Stored records -
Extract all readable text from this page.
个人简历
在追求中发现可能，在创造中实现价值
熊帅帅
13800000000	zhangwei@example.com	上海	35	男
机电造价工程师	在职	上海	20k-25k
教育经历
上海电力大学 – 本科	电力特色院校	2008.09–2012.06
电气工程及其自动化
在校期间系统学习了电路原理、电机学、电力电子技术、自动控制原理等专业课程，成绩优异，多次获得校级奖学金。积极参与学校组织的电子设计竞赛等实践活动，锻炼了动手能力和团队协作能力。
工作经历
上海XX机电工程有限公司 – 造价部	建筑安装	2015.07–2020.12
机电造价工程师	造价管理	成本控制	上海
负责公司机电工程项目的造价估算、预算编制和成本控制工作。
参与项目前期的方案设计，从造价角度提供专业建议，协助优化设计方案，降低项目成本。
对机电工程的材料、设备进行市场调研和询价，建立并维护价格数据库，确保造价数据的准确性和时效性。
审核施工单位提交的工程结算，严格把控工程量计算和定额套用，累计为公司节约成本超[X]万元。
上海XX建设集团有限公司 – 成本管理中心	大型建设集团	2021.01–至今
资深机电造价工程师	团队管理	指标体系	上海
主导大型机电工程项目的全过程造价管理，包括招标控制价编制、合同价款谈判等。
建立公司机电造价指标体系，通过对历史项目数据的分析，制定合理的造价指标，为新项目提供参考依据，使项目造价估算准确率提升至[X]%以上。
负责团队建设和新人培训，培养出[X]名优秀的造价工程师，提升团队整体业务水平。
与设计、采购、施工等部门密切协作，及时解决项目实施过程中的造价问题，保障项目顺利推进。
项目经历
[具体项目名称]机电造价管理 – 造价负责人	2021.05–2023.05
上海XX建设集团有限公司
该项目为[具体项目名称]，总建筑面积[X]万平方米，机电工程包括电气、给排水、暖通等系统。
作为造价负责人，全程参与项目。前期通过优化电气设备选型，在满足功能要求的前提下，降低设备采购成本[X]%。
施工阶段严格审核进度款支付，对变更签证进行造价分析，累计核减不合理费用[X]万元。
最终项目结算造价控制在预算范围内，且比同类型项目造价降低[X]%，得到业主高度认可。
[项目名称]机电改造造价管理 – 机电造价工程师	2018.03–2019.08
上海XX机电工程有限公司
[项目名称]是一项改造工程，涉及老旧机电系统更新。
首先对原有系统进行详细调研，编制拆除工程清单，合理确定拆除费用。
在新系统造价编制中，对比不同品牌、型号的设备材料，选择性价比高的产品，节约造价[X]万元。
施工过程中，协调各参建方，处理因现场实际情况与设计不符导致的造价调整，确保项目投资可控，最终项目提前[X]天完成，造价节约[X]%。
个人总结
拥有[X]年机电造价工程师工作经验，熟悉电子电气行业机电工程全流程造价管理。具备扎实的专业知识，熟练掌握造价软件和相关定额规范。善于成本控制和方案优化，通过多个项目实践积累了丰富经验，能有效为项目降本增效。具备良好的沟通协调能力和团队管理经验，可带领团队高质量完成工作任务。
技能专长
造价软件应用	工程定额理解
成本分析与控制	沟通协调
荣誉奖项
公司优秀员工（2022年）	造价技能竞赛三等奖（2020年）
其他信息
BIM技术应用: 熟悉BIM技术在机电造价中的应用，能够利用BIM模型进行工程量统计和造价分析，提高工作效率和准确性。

Aim - Above are the records. Copy every line in them holding "上海XX建设集团有限公司".

Output -
上海XX建设集团有限公司 – 成本管理中心	大型建设集团	2021.01–至今
上海XX建设集团有限公司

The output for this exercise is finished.